## Given request
In the listing below, find every line containing "billing" and copy it out.
BEGIN Records shown
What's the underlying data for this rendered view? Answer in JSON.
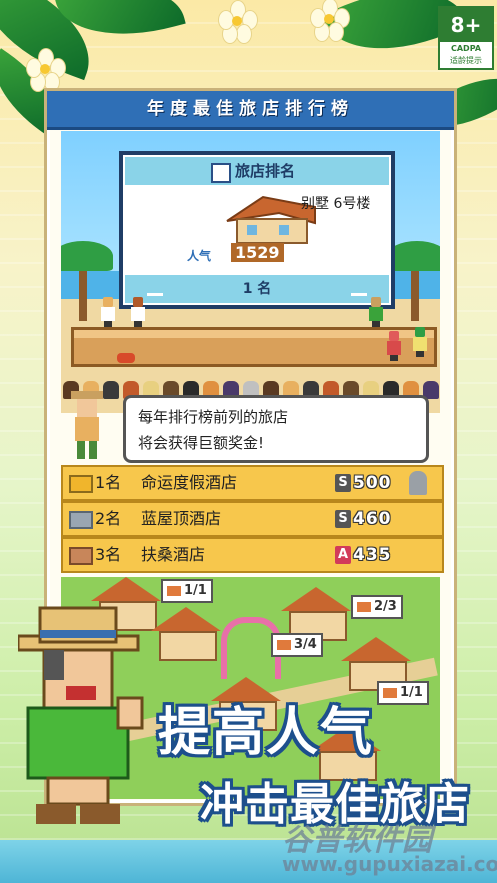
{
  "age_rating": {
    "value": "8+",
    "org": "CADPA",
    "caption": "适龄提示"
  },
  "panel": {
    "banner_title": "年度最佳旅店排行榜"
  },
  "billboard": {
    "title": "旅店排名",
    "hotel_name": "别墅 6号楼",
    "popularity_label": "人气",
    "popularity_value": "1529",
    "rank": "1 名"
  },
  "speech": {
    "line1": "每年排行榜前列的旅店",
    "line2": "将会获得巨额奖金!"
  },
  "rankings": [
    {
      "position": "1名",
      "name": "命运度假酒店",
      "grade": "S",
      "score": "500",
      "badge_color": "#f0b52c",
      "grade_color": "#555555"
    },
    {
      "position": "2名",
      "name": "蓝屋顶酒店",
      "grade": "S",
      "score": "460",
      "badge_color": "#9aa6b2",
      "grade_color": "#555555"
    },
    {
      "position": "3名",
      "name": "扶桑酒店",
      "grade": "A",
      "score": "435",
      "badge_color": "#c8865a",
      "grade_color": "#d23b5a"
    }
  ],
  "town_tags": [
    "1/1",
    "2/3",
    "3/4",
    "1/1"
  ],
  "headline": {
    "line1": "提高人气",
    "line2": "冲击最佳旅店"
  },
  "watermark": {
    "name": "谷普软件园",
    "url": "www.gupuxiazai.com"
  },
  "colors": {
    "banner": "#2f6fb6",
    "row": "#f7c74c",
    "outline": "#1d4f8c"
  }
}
END Records shown
BEGIN Records shown
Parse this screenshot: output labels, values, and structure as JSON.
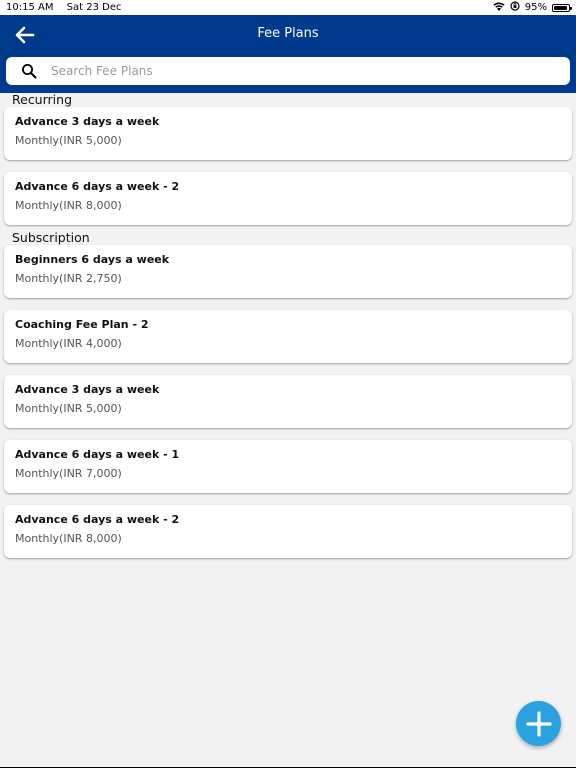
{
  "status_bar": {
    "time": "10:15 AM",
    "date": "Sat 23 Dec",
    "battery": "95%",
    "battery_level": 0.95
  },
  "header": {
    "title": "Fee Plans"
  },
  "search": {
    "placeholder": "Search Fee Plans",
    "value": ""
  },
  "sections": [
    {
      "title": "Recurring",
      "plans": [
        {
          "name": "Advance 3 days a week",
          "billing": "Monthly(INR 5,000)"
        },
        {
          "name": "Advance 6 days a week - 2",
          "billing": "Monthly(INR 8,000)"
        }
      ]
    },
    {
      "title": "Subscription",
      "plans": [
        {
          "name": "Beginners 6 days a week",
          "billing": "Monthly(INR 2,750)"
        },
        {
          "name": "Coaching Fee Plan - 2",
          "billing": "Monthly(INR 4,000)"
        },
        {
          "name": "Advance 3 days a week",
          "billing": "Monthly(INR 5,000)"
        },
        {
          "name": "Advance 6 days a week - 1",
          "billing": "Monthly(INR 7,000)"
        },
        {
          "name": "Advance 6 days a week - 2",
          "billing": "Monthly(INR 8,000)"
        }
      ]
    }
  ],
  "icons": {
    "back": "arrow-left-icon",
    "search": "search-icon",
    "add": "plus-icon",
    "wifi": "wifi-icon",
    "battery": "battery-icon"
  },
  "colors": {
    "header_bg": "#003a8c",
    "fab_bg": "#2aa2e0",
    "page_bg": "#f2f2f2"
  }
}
END Records shown
## The answer
          "billing": "Monthly(INR 5,000)"
          "billing": "Monthly(INR 8,000)"
          "billing": "Monthly(INR 2,750)"
          "billing": "Monthly(INR 4,000)"
          "billing": "Monthly(INR 5,000)"
          "billing": "Monthly(INR 7,000)"
          "billing": "Monthly(INR 8,000)"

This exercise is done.